BEGIN Text block
Proof verification of function that satisfies $f(xy)=f(x)+f(y)$ A function $f:(0,\infty)\mapsto R$ satisfies the condition $f(xy)=f(x)+f(y) $ for all $x>0,y>0$. If $f$ is differentiable at $1$, prove that $f$ is differentiable at every $c\in (0,\infty)$ and $f'(c)=f'(1)/c$
My attempt: Consider,
$\lim_{x \to c}\{\frac{f(x)-f(c)}{x-c}\}$ $=$ $\lim_{x \to c}\{\frac{2f(x)-f(xc)}{x-c}\}$
Now take $x=yc$, then,
$\lim_{y \to 1}\{\frac{2f(yc)-f(yc^2)}{(y-1)c}\}$ (*)
Now $2f(yc)=2f(y)+2f(c)$ and $f(yc^2)=f(y)+f(c^2)$
Then (*) becomes,
$\lim_{y \to 1}\{\frac{f(y)+2f(c)-f(c^2)}{(y-1)c}\}$
Now, $f(c^2)=2f(c)$ by definition
This implies, $\lim_{y \to 1}\{\frac{f(y)}{(y-1)c}\}$ $=$ $f'(1)/c$
(since $f'(1)= \lim_{y \to 1}\{\frac{f(y)}{y-1}\}$, as taking y=1 we get $f(x)=f(1)+f(x)$ so, $f(1)=0$
Is this correct? Thanks in advance!
END Text block
BEGIN Extracted material
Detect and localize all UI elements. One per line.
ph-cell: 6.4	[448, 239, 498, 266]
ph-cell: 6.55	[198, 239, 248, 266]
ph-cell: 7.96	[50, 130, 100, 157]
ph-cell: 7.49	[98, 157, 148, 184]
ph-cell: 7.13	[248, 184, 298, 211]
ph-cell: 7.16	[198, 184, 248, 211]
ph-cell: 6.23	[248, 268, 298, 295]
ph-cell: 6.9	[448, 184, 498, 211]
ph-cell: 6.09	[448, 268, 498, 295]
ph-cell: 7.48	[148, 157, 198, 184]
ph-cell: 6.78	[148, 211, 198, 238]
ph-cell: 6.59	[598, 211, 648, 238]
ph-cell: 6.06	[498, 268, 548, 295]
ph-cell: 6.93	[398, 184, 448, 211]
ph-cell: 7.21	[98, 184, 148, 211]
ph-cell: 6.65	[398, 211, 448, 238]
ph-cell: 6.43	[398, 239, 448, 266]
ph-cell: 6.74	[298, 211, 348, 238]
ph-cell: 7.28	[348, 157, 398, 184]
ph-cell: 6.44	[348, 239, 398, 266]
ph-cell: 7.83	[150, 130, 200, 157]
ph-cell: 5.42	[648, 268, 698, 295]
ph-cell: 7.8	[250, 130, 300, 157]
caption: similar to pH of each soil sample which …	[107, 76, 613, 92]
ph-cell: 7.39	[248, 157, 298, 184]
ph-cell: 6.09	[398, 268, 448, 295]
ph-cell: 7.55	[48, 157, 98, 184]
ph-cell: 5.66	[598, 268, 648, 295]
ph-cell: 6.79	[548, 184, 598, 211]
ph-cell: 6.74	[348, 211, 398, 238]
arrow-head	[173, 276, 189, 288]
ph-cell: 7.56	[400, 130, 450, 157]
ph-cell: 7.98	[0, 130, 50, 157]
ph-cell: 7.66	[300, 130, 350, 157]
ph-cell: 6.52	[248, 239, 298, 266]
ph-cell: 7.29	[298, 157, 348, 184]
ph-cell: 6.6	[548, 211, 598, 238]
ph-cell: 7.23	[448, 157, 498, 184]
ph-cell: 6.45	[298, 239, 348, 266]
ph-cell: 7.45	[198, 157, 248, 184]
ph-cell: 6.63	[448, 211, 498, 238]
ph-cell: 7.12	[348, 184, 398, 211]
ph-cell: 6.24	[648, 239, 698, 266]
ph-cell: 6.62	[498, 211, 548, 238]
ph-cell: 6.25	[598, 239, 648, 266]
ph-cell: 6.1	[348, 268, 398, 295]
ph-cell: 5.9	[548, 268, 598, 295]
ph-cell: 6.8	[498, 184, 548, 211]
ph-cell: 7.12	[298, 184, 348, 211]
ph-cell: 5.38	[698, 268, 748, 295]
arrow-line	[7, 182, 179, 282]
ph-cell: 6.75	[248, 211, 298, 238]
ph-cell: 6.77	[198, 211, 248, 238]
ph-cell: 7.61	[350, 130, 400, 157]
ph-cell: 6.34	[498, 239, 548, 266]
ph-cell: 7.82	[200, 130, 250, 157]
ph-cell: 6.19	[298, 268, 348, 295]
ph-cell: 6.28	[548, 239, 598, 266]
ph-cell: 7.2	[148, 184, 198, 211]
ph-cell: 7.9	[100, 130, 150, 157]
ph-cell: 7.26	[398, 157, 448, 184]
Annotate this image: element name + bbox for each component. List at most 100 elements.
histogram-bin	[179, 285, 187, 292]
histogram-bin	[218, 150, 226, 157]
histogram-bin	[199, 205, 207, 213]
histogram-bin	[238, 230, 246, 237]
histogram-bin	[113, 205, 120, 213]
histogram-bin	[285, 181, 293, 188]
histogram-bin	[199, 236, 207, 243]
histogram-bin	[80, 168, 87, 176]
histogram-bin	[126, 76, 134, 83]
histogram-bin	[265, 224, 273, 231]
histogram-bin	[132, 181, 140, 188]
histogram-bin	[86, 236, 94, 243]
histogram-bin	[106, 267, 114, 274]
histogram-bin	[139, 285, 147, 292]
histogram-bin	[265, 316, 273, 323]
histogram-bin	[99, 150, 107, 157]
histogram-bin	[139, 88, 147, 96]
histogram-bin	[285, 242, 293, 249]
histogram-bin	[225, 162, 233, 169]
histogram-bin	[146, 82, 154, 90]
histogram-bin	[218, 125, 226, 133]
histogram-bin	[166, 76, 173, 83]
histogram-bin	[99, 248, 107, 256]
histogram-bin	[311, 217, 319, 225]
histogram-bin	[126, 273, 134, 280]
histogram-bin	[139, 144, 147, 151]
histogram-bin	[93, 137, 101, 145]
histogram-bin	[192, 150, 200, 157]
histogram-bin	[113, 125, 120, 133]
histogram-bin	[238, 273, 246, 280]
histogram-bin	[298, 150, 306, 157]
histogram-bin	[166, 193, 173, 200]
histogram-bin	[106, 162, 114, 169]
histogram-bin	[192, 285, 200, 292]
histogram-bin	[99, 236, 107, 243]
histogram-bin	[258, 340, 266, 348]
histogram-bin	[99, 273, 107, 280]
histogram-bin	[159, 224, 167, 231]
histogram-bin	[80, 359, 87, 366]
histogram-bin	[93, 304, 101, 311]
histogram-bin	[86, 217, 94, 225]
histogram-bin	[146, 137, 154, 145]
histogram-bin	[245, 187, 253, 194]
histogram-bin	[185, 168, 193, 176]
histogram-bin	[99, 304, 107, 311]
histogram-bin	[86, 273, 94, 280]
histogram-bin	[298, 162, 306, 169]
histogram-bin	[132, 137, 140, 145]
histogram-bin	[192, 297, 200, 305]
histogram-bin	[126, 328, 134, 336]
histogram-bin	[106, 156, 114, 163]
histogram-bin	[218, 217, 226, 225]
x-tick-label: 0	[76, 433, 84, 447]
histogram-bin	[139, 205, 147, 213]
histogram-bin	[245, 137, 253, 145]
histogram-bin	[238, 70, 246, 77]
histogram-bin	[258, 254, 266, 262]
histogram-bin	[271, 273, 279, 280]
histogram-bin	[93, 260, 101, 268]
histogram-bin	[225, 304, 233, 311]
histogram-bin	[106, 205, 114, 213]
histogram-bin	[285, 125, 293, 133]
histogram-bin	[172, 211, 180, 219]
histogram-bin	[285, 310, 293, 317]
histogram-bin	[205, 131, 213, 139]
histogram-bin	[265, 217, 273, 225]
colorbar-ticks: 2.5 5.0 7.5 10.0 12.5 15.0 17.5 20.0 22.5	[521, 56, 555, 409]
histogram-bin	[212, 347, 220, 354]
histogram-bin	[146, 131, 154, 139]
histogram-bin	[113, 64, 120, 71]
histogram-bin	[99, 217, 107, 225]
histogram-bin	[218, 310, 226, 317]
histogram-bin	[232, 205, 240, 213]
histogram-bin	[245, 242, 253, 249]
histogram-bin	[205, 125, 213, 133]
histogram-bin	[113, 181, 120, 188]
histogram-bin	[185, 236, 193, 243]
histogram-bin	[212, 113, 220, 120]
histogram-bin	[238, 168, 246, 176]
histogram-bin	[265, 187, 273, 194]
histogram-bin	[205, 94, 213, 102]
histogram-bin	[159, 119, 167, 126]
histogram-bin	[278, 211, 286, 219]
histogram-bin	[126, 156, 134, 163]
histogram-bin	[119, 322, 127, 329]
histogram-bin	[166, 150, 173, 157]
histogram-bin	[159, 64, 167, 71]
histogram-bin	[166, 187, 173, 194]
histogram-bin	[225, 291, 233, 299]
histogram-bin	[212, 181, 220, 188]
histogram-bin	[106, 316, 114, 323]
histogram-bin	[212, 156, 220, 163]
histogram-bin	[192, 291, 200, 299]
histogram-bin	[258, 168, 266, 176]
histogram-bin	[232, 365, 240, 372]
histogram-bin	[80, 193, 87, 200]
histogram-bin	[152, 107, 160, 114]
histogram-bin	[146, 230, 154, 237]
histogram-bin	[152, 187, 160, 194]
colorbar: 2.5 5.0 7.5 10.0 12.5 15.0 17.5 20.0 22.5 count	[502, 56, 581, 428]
END Extracted material
**Set tasks:**
• a. In the forum post about the functional equation, what value does the poster derive for f(1)?
• b. Echo the entries, beginning with their first line and continuing through the line that contains "211, 498, 238]".
The forum post and the entries are separate, unrelated material.

**Outputs by task:**
• a. f(1) = 0

• b.
Detect and localize all UI elements. One per line.
ph-cell: 6.4	[448, 239, 498, 266]
ph-cell: 6.55	[198, 239, 248, 266]
ph-cell: 7.96	[50, 130, 100, 157]
ph-cell: 7.49	[98, 157, 148, 184]
ph-cell: 7.13	[248, 184, 298, 211]
ph-cell: 7.16	[198, 184, 248, 211]
ph-cell: 6.23	[248, 268, 298, 295]
ph-cell: 6.9	[448, 184, 498, 211]
ph-cell: 6.09	[448, 268, 498, 295]
ph-cell: 7.48	[148, 157, 198, 184]
ph-cell: 6.78	[148, 211, 198, 238]
ph-cell: 6.59	[598, 211, 648, 238]
ph-cell: 6.06	[498, 268, 548, 295]
ph-cell: 6.93	[398, 184, 448, 211]
ph-cell: 7.21	[98, 184, 148, 211]
ph-cell: 6.65	[398, 211, 448, 238]
ph-cell: 6.43	[398, 239, 448, 266]
ph-cell: 6.74	[298, 211, 348, 238]
ph-cell: 7.28	[348, 157, 398, 184]
ph-cell: 6.44	[348, 239, 398, 266]
ph-cell: 7.83	[150, 130, 200, 157]
ph-cell: 5.42	[648, 268, 698, 295]
ph-cell: 7.8	[250, 130, 300, 157]
caption: similar to pH of each soil sample which …	[107, 76, 613, 92]
ph-cell: 7.39	[248, 157, 298, 184]
ph-cell: 6.09	[398, 268, 448, 295]
ph-cell: 7.55	[48, 157, 98, 184]
ph-cell: 5.66	[598, 268, 648, 295]
ph-cell: 6.79	[548, 184, 598, 211]
ph-cell: 6.74	[348, 211, 398, 238]
arrow-head	[173, 276, 189, 288]
ph-cell: 7.56	[400, 130, 450, 157]
ph-cell: 7.98	[0, 130, 50, 157]
ph-cell: 7.66	[300, 130, 350, 157]
ph-cell: 6.52	[248, 239, 298, 266]
ph-cell: 7.29	[298, 157, 348, 184]
ph-cell: 6.6	[548, 211, 598, 238]
ph-cell: 7.23	[448, 157, 498, 184]
ph-cell: 6.45	[298, 239, 348, 266]
ph-cell: 7.45	[198, 157, 248, 184]
ph-cell: 6.63	[448, 211, 498, 238]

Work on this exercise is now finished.